= Work to do =
Give back the full listing, character for character, with no pictures.

= Given data =

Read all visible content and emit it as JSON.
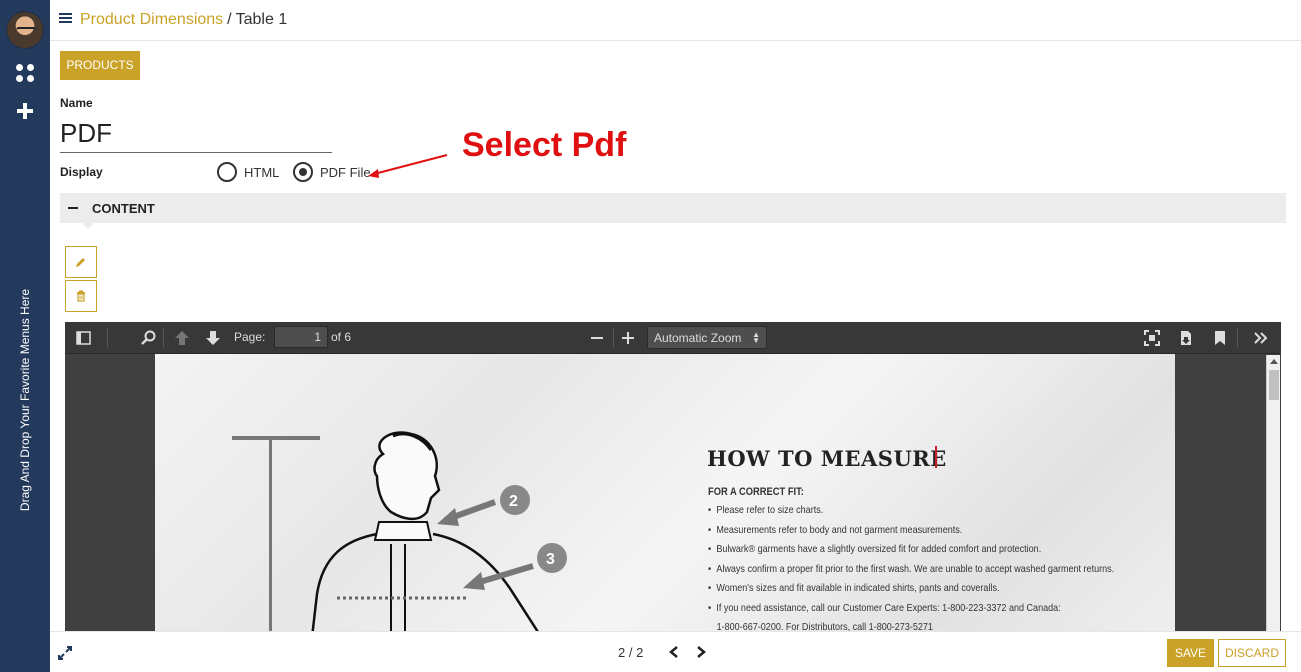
{
  "rail": {
    "favorites_hint": "Drag And Drop Your Favorite Menus Here"
  },
  "breadcrumb": {
    "parent": "Product Dimensions",
    "separator": "/",
    "current": "Table 1"
  },
  "form": {
    "products_button": "PRODUCTS",
    "name_label": "Name",
    "name_value": "PDF",
    "display_label": "Display",
    "display_options": [
      {
        "label": "HTML",
        "selected": false
      },
      {
        "label": "PDF File",
        "selected": true
      }
    ],
    "annotation": "Select Pdf",
    "section_title": "CONTENT"
  },
  "pdf_viewer": {
    "page_label": "Page:",
    "page_current": "1",
    "page_total": "of 6",
    "zoom": "Automatic Zoom",
    "document": {
      "title": "HOW TO MEASURE",
      "subtitle": "FOR A CORRECT FIT:",
      "items": [
        "Please refer to size charts.",
        "Measurements refer to body and not garment measurements.",
        "Bulwark® garments have a slightly oversized fit for added comfort and protection.",
        "Always confirm a proper fit prior to the first wash. We are unable to accept washed garment returns.",
        "Women's sizes and fit available in indicated shirts, pants and coveralls.",
        "If you need assistance, call our Customer Care Experts: 1-800-223-3372 and Canada:",
        "1-800-667-0200. For Distributors, call 1-800-273-5271"
      ],
      "markers": [
        "2",
        "3"
      ]
    }
  },
  "footer": {
    "pager": "2 / 2",
    "save": "SAVE",
    "discard": "DISCARD"
  },
  "colors": {
    "accent": "#c9a227",
    "rail": "#243a5c",
    "annotation": "#e01010"
  }
}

= Task response =
Read all visible content and emit it as JSON.
{
  "rail": {
    "favorites_hint": "Drag And Drop Your Favorite Menus Here"
  },
  "breadcrumb": {
    "parent": "Product Dimensions",
    "separator": "/",
    "current": "Table 1"
  },
  "form": {
    "products_button": "PRODUCTS",
    "name_label": "Name",
    "name_value": "PDF",
    "display_label": "Display",
    "display_options": [
      {
        "label": "HTML",
        "selected": false
      },
      {
        "label": "PDF File",
        "selected": true
      }
    ],
    "annotation": "Select Pdf",
    "section_title": "CONTENT"
  },
  "pdf_viewer": {
    "page_label": "Page:",
    "page_current": "1",
    "page_total": "of 6",
    "zoom": "Automatic Zoom",
    "document": {
      "title": "HOW TO MEASURE",
      "subtitle": "FOR A CORRECT FIT:",
      "items": [
        "Please refer to size charts.",
        "Measurements refer to body and not garment measurements.",
        "Bulwark® garments have a slightly oversized fit for added comfort and protection.",
        "Always confirm a proper fit prior to the first wash. We are unable to accept washed garment returns.",
        "Women's sizes and fit available in indicated shirts, pants and coveralls.",
        "If you need assistance, call our Customer Care Experts: 1-800-223-3372 and Canada:",
        "1-800-667-0200. For Distributors, call 1-800-273-5271"
      ],
      "markers": [
        "2",
        "3"
      ]
    }
  },
  "footer": {
    "pager": "2 / 2",
    "save": "SAVE",
    "discard": "DISCARD"
  },
  "colors": {
    "accent": "#c9a227",
    "rail": "#243a5c",
    "annotation": "#e01010"
  }
}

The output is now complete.